The entries below contain pictures. Retype everything except those pictures, exactly as given.
-------
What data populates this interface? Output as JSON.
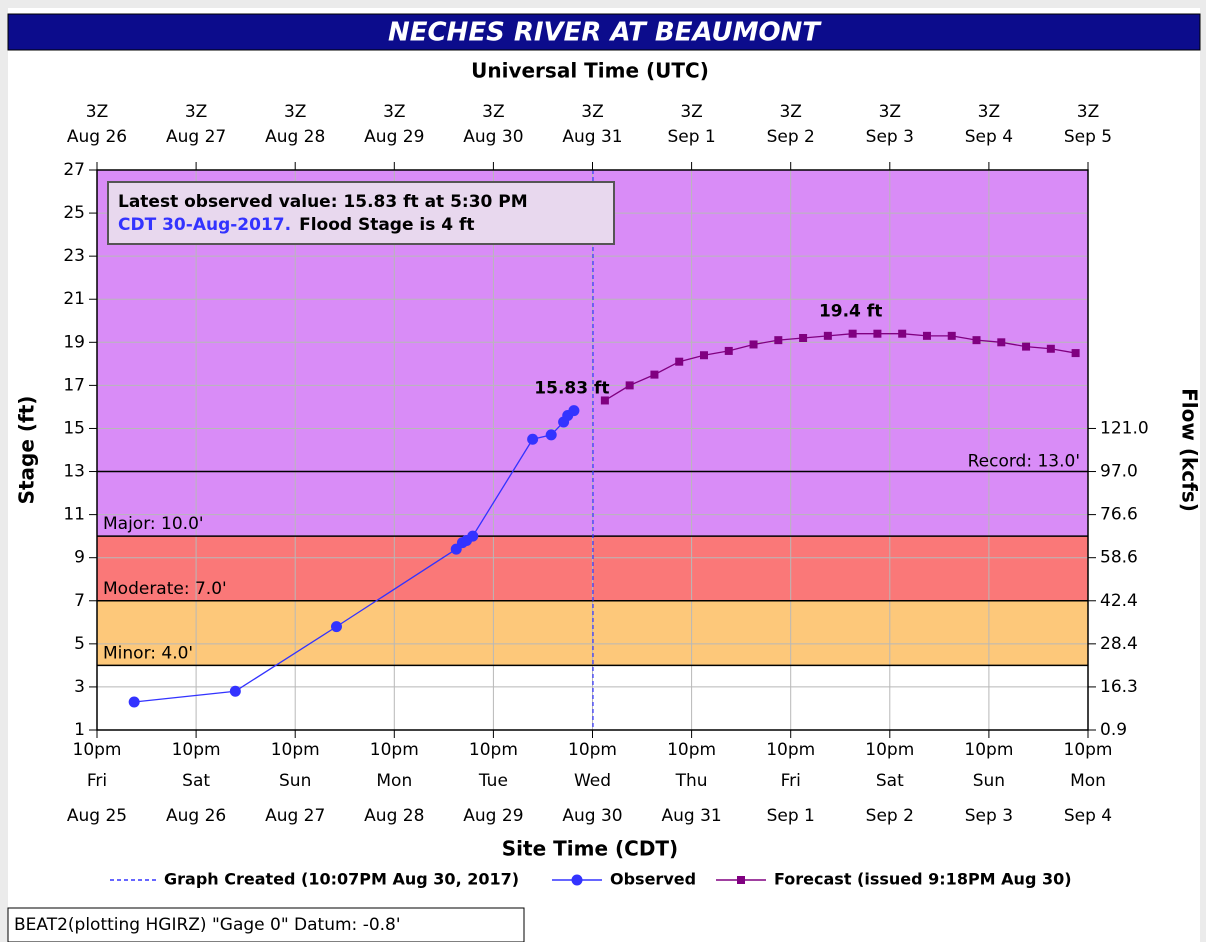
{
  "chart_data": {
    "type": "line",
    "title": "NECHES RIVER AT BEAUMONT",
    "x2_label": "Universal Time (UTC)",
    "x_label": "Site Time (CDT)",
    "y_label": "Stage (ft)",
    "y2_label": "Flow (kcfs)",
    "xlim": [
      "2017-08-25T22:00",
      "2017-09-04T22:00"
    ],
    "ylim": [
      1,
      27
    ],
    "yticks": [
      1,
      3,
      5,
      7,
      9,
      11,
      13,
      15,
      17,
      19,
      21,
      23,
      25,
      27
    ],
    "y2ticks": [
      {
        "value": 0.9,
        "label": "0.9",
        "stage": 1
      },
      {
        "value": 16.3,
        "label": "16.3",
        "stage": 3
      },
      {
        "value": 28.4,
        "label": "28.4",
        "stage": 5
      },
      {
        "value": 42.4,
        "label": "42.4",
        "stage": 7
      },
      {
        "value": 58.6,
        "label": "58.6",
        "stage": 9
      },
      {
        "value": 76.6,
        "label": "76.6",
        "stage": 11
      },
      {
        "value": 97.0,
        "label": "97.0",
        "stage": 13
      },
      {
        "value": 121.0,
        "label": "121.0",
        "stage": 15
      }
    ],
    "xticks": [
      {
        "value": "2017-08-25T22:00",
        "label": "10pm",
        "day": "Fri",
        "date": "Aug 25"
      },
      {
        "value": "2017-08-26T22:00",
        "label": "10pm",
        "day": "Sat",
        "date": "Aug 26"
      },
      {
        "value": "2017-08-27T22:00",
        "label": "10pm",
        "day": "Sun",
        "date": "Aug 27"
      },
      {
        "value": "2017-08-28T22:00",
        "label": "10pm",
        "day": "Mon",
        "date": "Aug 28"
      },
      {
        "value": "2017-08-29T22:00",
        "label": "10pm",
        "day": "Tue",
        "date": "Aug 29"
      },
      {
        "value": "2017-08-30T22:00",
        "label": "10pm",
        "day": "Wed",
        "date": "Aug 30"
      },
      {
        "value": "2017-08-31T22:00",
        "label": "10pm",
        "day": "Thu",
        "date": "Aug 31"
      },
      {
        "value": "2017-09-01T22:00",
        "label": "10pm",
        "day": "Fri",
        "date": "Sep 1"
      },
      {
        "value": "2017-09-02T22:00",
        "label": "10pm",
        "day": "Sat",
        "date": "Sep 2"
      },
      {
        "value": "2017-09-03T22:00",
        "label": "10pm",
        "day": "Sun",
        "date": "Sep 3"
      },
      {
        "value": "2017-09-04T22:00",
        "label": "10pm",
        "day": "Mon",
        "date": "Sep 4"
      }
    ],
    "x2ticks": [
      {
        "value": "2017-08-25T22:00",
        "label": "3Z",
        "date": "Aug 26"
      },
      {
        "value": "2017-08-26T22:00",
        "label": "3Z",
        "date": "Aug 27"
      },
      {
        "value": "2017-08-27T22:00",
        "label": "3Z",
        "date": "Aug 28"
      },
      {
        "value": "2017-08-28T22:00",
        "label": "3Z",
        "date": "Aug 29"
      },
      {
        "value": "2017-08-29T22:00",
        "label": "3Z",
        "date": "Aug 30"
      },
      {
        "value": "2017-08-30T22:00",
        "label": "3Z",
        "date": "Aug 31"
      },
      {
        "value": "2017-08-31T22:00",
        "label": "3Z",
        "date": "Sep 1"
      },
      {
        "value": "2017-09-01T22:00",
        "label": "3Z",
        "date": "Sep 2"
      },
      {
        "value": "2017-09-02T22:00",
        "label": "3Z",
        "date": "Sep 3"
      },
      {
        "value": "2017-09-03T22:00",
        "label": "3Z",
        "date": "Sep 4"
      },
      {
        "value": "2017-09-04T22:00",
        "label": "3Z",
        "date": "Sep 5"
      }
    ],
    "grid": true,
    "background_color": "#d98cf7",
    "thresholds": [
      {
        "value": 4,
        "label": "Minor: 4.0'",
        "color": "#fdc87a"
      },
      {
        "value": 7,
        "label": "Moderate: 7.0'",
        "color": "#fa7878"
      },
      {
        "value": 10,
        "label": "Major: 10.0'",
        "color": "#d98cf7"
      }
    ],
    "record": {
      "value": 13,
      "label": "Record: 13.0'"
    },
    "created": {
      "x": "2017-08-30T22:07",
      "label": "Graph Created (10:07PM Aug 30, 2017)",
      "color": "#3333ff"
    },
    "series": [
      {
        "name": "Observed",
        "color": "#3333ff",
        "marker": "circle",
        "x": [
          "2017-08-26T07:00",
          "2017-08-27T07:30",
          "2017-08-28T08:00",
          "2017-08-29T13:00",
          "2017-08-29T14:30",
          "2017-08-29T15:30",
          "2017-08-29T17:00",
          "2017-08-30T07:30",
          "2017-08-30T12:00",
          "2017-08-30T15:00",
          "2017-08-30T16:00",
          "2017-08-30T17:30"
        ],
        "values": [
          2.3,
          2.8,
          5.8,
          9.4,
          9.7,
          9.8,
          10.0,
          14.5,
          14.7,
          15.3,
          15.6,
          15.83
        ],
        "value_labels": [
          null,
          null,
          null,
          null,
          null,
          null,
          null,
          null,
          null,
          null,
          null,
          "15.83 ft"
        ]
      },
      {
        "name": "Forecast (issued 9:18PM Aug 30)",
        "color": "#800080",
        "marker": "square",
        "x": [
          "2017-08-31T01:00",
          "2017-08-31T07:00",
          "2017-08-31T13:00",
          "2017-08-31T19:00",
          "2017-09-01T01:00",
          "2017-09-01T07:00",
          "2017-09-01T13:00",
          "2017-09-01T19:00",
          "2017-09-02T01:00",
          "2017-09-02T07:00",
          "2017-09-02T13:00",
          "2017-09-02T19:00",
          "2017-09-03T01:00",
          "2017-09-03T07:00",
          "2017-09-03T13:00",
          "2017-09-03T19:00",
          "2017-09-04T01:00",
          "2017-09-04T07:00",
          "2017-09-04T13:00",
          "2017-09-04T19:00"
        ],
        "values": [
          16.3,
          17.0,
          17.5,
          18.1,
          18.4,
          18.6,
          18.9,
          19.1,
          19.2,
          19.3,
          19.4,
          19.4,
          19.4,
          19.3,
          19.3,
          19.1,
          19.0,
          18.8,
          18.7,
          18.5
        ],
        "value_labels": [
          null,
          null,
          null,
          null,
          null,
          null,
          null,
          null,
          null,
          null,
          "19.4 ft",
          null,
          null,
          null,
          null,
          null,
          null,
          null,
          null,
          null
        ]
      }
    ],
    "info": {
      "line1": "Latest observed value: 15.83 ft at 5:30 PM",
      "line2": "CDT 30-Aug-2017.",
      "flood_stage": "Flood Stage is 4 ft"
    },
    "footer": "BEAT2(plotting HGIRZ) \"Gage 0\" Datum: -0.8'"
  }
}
-------
WORKED SOLUTION:
What data populates this interface? Output as JSON.
{
  "chart_data": {
    "type": "line",
    "title": "NECHES RIVER AT BEAUMONT",
    "x2_label": "Universal Time (UTC)",
    "x_label": "Site Time (CDT)",
    "y_label": "Stage (ft)",
    "y2_label": "Flow (kcfs)",
    "xlim": [
      "2017-08-25T22:00",
      "2017-09-04T22:00"
    ],
    "ylim": [
      1,
      27
    ],
    "yticks": [
      1,
      3,
      5,
      7,
      9,
      11,
      13,
      15,
      17,
      19,
      21,
      23,
      25,
      27
    ],
    "y2ticks": [
      {
        "value": 0.9,
        "label": "0.9",
        "stage": 1
      },
      {
        "value": 16.3,
        "label": "16.3",
        "stage": 3
      },
      {
        "value": 28.4,
        "label": "28.4",
        "stage": 5
      },
      {
        "value": 42.4,
        "label": "42.4",
        "stage": 7
      },
      {
        "value": 58.6,
        "label": "58.6",
        "stage": 9
      },
      {
        "value": 76.6,
        "label": "76.6",
        "stage": 11
      },
      {
        "value": 97.0,
        "label": "97.0",
        "stage": 13
      },
      {
        "value": 121.0,
        "label": "121.0",
        "stage": 15
      }
    ],
    "xticks": [
      {
        "value": "2017-08-25T22:00",
        "label": "10pm",
        "day": "Fri",
        "date": "Aug 25"
      },
      {
        "value": "2017-08-26T22:00",
        "label": "10pm",
        "day": "Sat",
        "date": "Aug 26"
      },
      {
        "value": "2017-08-27T22:00",
        "label": "10pm",
        "day": "Sun",
        "date": "Aug 27"
      },
      {
        "value": "2017-08-28T22:00",
        "label": "10pm",
        "day": "Mon",
        "date": "Aug 28"
      },
      {
        "value": "2017-08-29T22:00",
        "label": "10pm",
        "day": "Tue",
        "date": "Aug 29"
      },
      {
        "value": "2017-08-30T22:00",
        "label": "10pm",
        "day": "Wed",
        "date": "Aug 30"
      },
      {
        "value": "2017-08-31T22:00",
        "label": "10pm",
        "day": "Thu",
        "date": "Aug 31"
      },
      {
        "value": "2017-09-01T22:00",
        "label": "10pm",
        "day": "Fri",
        "date": "Sep 1"
      },
      {
        "value": "2017-09-02T22:00",
        "label": "10pm",
        "day": "Sat",
        "date": "Sep 2"
      },
      {
        "value": "2017-09-03T22:00",
        "label": "10pm",
        "day": "Sun",
        "date": "Sep 3"
      },
      {
        "value": "2017-09-04T22:00",
        "label": "10pm",
        "day": "Mon",
        "date": "Sep 4"
      }
    ],
    "x2ticks": [
      {
        "value": "2017-08-25T22:00",
        "label": "3Z",
        "date": "Aug 26"
      },
      {
        "value": "2017-08-26T22:00",
        "label": "3Z",
        "date": "Aug 27"
      },
      {
        "value": "2017-08-27T22:00",
        "label": "3Z",
        "date": "Aug 28"
      },
      {
        "value": "2017-08-28T22:00",
        "label": "3Z",
        "date": "Aug 29"
      },
      {
        "value": "2017-08-29T22:00",
        "label": "3Z",
        "date": "Aug 30"
      },
      {
        "value": "2017-08-30T22:00",
        "label": "3Z",
        "date": "Aug 31"
      },
      {
        "value": "2017-08-31T22:00",
        "label": "3Z",
        "date": "Sep 1"
      },
      {
        "value": "2017-09-01T22:00",
        "label": "3Z",
        "date": "Sep 2"
      },
      {
        "value": "2017-09-02T22:00",
        "label": "3Z",
        "date": "Sep 3"
      },
      {
        "value": "2017-09-03T22:00",
        "label": "3Z",
        "date": "Sep 4"
      },
      {
        "value": "2017-09-04T22:00",
        "label": "3Z",
        "date": "Sep 5"
      }
    ],
    "grid": true,
    "background_color": "#d98cf7",
    "thresholds": [
      {
        "value": 4,
        "label": "Minor: 4.0'",
        "color": "#fdc87a"
      },
      {
        "value": 7,
        "label": "Moderate: 7.0'",
        "color": "#fa7878"
      },
      {
        "value": 10,
        "label": "Major: 10.0'",
        "color": "#d98cf7"
      }
    ],
    "record": {
      "value": 13,
      "label": "Record: 13.0'"
    },
    "created": {
      "x": "2017-08-30T22:07",
      "label": "Graph Created (10:07PM Aug 30, 2017)",
      "color": "#3333ff"
    },
    "series": [
      {
        "name": "Observed",
        "color": "#3333ff",
        "marker": "circle",
        "x": [
          "2017-08-26T07:00",
          "2017-08-27T07:30",
          "2017-08-28T08:00",
          "2017-08-29T13:00",
          "2017-08-29T14:30",
          "2017-08-29T15:30",
          "2017-08-29T17:00",
          "2017-08-30T07:30",
          "2017-08-30T12:00",
          "2017-08-30T15:00",
          "2017-08-30T16:00",
          "2017-08-30T17:30"
        ],
        "values": [
          2.3,
          2.8,
          5.8,
          9.4,
          9.7,
          9.8,
          10.0,
          14.5,
          14.7,
          15.3,
          15.6,
          15.83
        ],
        "value_labels": [
          null,
          null,
          null,
          null,
          null,
          null,
          null,
          null,
          null,
          null,
          null,
          "15.83 ft"
        ]
      },
      {
        "name": "Forecast (issued 9:18PM Aug 30)",
        "color": "#800080",
        "marker": "square",
        "x": [
          "2017-08-31T01:00",
          "2017-08-31T07:00",
          "2017-08-31T13:00",
          "2017-08-31T19:00",
          "2017-09-01T01:00",
          "2017-09-01T07:00",
          "2017-09-01T13:00",
          "2017-09-01T19:00",
          "2017-09-02T01:00",
          "2017-09-02T07:00",
          "2017-09-02T13:00",
          "2017-09-02T19:00",
          "2017-09-03T01:00",
          "2017-09-03T07:00",
          "2017-09-03T13:00",
          "2017-09-03T19:00",
          "2017-09-04T01:00",
          "2017-09-04T07:00",
          "2017-09-04T13:00",
          "2017-09-04T19:00"
        ],
        "values": [
          16.3,
          17.0,
          17.5,
          18.1,
          18.4,
          18.6,
          18.9,
          19.1,
          19.2,
          19.3,
          19.4,
          19.4,
          19.4,
          19.3,
          19.3,
          19.1,
          19.0,
          18.8,
          18.7,
          18.5
        ],
        "value_labels": [
          null,
          null,
          null,
          null,
          null,
          null,
          null,
          null,
          null,
          null,
          "19.4 ft",
          null,
          null,
          null,
          null,
          null,
          null,
          null,
          null,
          null
        ]
      }
    ],
    "info": {
      "line1": "Latest observed value: 15.83 ft at 5:30 PM",
      "line2": "CDT 30-Aug-2017.",
      "flood_stage": "Flood Stage is 4 ft"
    },
    "footer": "BEAT2(plotting HGIRZ) \"Gage 0\" Datum: -0.8'"
  }
}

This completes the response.